» Exercise task
Take each line that has the word "this" and return it.

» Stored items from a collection
========

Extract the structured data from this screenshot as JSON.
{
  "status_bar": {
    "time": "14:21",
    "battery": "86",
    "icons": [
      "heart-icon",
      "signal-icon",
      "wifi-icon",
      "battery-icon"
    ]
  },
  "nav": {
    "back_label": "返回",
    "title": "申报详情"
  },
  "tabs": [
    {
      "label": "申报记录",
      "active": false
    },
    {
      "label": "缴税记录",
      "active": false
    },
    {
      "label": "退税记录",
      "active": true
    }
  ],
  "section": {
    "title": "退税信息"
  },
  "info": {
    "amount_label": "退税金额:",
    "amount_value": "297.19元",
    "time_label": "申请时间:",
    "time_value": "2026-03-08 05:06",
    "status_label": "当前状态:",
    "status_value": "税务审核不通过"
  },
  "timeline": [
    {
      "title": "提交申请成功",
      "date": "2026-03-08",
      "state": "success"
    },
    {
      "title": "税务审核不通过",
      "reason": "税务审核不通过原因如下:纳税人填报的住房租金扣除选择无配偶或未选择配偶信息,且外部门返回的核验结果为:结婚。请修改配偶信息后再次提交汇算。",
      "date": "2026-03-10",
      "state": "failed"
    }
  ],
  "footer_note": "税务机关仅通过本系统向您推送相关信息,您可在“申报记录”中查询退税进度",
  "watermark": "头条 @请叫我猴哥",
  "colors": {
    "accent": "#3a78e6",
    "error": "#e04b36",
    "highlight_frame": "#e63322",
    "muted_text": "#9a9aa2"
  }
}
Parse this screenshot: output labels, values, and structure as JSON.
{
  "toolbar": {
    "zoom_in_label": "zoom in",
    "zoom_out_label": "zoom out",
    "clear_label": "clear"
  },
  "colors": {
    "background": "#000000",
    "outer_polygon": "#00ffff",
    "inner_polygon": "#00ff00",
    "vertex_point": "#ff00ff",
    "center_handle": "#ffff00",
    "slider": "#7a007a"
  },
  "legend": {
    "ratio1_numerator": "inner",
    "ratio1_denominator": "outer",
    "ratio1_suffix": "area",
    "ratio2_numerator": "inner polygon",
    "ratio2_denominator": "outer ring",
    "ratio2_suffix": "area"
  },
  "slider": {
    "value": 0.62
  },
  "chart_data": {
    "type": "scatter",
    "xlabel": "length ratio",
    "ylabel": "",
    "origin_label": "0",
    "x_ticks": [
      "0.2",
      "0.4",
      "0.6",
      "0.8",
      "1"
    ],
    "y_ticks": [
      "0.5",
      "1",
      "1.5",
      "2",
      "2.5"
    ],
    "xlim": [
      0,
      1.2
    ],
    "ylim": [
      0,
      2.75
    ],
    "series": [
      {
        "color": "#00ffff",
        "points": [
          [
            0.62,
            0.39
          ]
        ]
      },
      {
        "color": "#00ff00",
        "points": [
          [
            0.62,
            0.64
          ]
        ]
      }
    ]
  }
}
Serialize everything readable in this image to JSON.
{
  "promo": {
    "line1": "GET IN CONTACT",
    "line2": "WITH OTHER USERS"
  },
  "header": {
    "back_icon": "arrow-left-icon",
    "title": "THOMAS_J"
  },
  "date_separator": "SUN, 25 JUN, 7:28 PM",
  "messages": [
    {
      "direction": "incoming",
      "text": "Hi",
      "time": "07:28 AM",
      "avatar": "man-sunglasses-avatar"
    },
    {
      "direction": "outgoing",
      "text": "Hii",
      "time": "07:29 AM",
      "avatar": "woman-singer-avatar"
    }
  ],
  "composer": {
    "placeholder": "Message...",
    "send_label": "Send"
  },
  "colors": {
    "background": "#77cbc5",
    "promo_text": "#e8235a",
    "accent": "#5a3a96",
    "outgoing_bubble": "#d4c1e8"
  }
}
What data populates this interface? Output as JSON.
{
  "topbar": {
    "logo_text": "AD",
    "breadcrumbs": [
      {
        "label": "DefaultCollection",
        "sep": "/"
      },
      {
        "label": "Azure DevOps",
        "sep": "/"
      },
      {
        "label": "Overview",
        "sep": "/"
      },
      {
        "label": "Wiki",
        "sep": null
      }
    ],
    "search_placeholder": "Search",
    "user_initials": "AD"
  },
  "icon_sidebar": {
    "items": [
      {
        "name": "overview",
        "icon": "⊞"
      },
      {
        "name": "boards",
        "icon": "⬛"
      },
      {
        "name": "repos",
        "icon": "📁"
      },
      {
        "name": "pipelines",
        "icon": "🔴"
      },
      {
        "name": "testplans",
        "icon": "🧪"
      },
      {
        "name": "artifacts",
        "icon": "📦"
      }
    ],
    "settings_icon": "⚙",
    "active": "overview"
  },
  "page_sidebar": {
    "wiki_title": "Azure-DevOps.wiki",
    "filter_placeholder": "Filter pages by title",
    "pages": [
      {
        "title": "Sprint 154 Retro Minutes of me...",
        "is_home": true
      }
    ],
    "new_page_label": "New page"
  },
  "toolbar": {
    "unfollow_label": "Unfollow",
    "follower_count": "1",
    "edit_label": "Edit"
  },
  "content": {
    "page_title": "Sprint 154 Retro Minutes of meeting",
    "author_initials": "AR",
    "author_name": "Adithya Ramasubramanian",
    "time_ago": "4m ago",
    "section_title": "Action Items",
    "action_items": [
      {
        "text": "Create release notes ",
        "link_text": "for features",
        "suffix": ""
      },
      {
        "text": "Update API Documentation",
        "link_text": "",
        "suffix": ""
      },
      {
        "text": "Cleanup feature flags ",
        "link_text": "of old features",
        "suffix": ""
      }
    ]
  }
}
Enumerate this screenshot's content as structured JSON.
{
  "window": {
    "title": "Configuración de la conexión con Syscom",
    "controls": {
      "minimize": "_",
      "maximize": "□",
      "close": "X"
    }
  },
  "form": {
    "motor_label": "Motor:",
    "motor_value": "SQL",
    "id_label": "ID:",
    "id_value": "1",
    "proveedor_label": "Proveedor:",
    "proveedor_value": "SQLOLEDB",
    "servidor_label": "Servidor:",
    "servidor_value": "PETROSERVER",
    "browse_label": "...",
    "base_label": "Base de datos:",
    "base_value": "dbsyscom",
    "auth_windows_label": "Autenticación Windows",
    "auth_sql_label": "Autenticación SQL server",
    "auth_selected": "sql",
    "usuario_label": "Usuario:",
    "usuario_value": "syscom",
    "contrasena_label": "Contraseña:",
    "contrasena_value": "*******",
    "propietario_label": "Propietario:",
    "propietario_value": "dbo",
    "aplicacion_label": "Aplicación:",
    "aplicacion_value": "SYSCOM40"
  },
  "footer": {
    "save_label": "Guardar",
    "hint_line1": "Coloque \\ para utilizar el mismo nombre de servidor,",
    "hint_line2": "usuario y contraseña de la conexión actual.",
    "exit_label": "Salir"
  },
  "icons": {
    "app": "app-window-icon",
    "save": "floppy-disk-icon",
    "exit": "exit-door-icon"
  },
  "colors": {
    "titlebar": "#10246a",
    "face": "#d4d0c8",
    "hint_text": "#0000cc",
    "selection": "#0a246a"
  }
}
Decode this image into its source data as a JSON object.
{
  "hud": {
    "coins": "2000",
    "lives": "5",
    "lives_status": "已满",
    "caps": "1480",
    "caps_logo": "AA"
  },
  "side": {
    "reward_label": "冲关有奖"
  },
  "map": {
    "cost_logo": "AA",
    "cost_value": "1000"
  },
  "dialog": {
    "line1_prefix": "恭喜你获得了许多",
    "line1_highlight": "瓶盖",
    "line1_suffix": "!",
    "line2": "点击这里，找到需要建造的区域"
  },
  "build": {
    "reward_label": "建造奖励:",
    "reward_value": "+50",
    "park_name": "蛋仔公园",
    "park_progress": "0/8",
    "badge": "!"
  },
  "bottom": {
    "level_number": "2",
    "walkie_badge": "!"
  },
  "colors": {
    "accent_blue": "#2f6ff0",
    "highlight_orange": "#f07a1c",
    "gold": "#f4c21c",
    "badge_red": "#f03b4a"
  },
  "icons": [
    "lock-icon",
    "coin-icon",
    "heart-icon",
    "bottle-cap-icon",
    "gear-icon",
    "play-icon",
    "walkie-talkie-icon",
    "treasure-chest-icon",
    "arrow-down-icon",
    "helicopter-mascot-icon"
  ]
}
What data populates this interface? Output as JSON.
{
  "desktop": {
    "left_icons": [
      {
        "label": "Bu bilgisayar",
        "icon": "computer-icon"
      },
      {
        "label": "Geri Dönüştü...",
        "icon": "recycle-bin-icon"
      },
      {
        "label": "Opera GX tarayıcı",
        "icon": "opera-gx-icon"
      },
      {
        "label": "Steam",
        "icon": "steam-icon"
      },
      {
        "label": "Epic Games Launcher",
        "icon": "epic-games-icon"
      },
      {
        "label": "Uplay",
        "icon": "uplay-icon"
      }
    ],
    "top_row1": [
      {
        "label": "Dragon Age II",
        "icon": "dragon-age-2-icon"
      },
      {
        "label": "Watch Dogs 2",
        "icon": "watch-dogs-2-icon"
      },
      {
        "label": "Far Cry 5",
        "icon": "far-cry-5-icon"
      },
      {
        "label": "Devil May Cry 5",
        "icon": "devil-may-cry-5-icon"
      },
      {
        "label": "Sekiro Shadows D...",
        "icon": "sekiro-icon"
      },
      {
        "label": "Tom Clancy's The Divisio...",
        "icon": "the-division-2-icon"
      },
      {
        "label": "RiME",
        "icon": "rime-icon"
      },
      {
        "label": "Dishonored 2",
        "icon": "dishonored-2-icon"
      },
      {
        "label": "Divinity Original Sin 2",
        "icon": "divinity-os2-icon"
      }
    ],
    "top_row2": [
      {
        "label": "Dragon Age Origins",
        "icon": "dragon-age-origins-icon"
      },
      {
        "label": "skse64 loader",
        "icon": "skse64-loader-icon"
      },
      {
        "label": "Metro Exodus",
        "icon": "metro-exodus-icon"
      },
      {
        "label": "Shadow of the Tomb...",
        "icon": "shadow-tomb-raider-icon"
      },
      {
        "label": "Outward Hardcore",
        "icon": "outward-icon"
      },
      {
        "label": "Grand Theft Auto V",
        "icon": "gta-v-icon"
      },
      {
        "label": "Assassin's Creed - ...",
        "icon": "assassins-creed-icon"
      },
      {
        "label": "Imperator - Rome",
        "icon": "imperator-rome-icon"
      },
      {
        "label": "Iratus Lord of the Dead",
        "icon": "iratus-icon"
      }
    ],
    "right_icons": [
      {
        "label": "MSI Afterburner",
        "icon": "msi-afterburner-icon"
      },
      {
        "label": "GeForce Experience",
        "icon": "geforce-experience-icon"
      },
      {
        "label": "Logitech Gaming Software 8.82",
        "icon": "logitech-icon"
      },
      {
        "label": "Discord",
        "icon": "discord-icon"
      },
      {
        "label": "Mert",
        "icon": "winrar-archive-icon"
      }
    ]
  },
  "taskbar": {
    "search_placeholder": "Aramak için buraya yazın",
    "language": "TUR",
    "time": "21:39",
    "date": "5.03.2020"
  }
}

========

» Full solution
Extract the structured data from this screenshot as JSON.
Parse this screenshot: output labels, values, and structure as JSON.
Serialize everything readable in this image to JSON.
What data populates this interface? Output as JSON.
Enumerate this screenshot's content as structured JSON.
Decode this image into its source data as a JSON object.
What data populates this interface? Output as JSON.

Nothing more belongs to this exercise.